SET TASK
From the listing that follows, output everything exactly except the pictures.

[Stored records]
## BEGIN

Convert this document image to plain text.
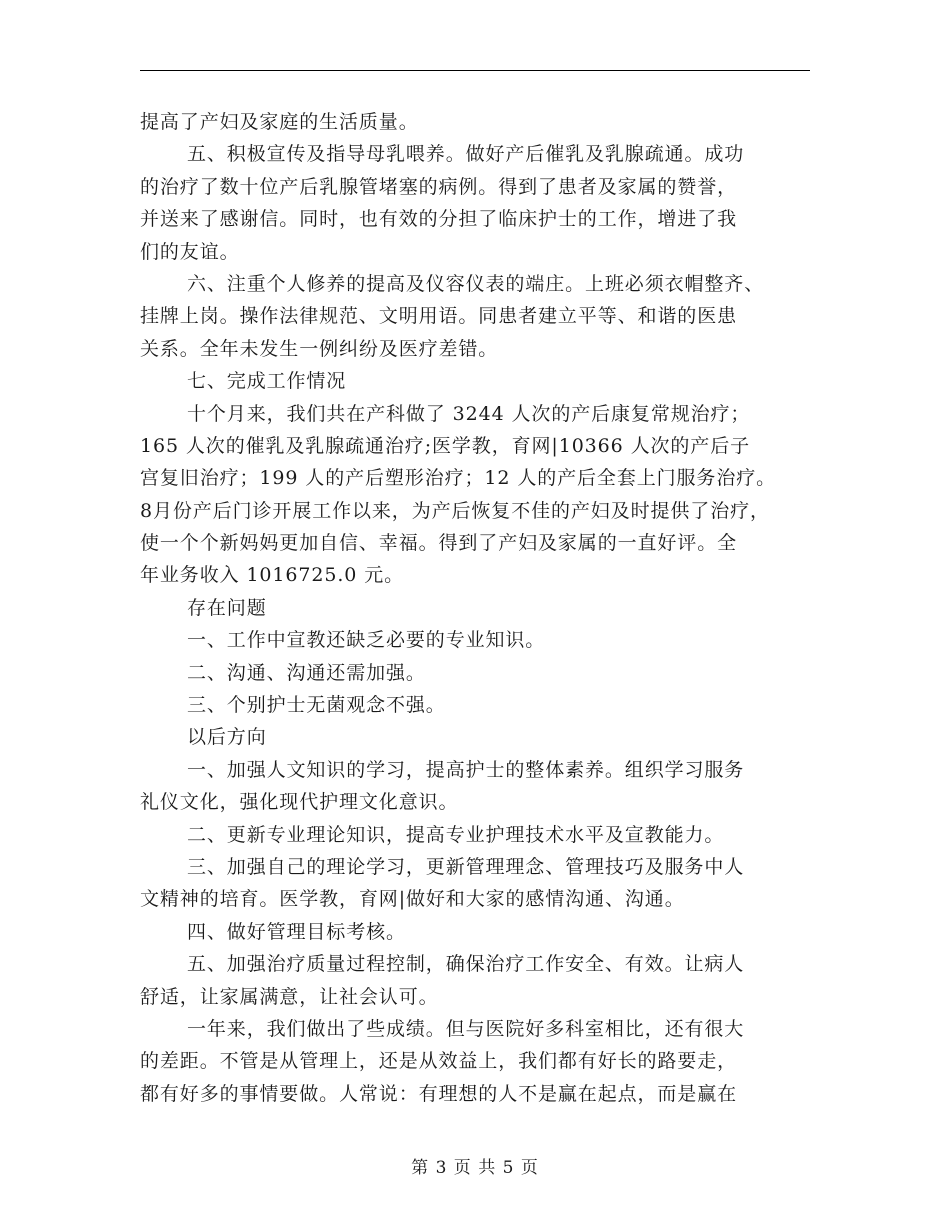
提高了产妇及家庭的生活质量。

五、积极宣传及指导母乳喂养。做好产后催乳及乳腺疏通。成功

的治疗了数十位产后乳腺管堵塞的病例。得到了患者及家属的赞誉，

并送来了感谢信。同时，也有效的分担了临床护士的工作，增进了我

们的友谊。

六、注重个人修养的提高及仪容仪表的端庄。上班必须衣帽整齐、

挂牌上岗。操作法律规范、文明用语。同患者建立平等、和谐的医患

关系。全年未发生一例纠纷及医疗差错。

七、完成工作情况

十个月来，我们共在产科做了 3244 人次的产后康复常规治疗；

165 人次的催乳及乳腺疏通治疗;医学教，育网|10366 人次的产后子

宫复旧治疗；199 人的产后塑形治疗；12 人的产后全套上门服务治疗。

8月份产后门诊开展工作以来，为产后恢复不佳的产妇及时提供了治疗，

使一个个新妈妈更加自信、幸福。得到了产妇及家属的一直好评。全

年业务收入 1016725.0 元。

存在问题

一、工作中宣教还缺乏必要的专业知识。

二、沟通、沟通还需加强。

三、个别护士无菌观念不强。

以后方向

一、加强人文知识的学习，提高护士的整体素养。组织学习服务

礼仪文化，强化现代护理文化意识。

二、更新专业理论知识，提高专业护理技术水平及宣教能力。

三、加强自己的理论学习，更新管理理念、管理技巧及服务中人

文精神的培育。医学教，育网|做好和大家的感情沟通、沟通。

四、做好管理目标考核。

五、加强治疗质量过程控制，确保治疗工作安全、有效。让病人

舒适，让家属满意，让社会认可。

一年来，我们做出了些成绩。但与医院好多科室相比，还有很大

的差距。不管是从管理上，还是从效益上，我们都有好长的路要走，

都有好多的事情要做。人常说：有理想的人不是赢在起点，而是赢在

第 3 页 共 5 页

## END

ANSWER FOR THE TASK
Convert this document image to plain text.
提高了产妇及家庭的生活质量。

五、积极宣传及指导母乳喂养。做好产后催乳及乳腺疏通。成功

的治疗了数十位产后乳腺管堵塞的病例。得到了患者及家属的赞誉，

并送来了感谢信。同时，也有效的分担了临床护士的工作，增进了我

们的友谊。

六、注重个人修养的提高及仪容仪表的端庄。上班必须衣帽整齐、

挂牌上岗。操作法律规范、文明用语。同患者建立平等、和谐的医患

关系。全年未发生一例纠纷及医疗差错。

七、完成工作情况

十个月来，我们共在产科做了 3244 人次的产后康复常规治疗；

165 人次的催乳及乳腺疏通治疗;医学教，育网|10366 人次的产后子

宫复旧治疗；199 人的产后塑形治疗；12 人的产后全套上门服务治疗。

8月份产后门诊开展工作以来，为产后恢复不佳的产妇及时提供了治疗，

使一个个新妈妈更加自信、幸福。得到了产妇及家属的一直好评。全

年业务收入 1016725.0 元。

存在问题

一、工作中宣教还缺乏必要的专业知识。

二、沟通、沟通还需加强。

三、个别护士无菌观念不强。

以后方向

一、加强人文知识的学习，提高护士的整体素养。组织学习服务

礼仪文化，强化现代护理文化意识。

二、更新专业理论知识，提高专业护理技术水平及宣教能力。

三、加强自己的理论学习，更新管理理念、管理技巧及服务中人

文精神的培育。医学教，育网|做好和大家的感情沟通、沟通。

四、做好管理目标考核。

五、加强治疗质量过程控制，确保治疗工作安全、有效。让病人

舒适，让家属满意，让社会认可。

一年来，我们做出了些成绩。但与医院好多科室相比，还有很大

的差距。不管是从管理上，还是从效益上，我们都有好长的路要走，

都有好多的事情要做。人常说：有理想的人不是赢在起点，而是赢在

第 3 页 共 5 页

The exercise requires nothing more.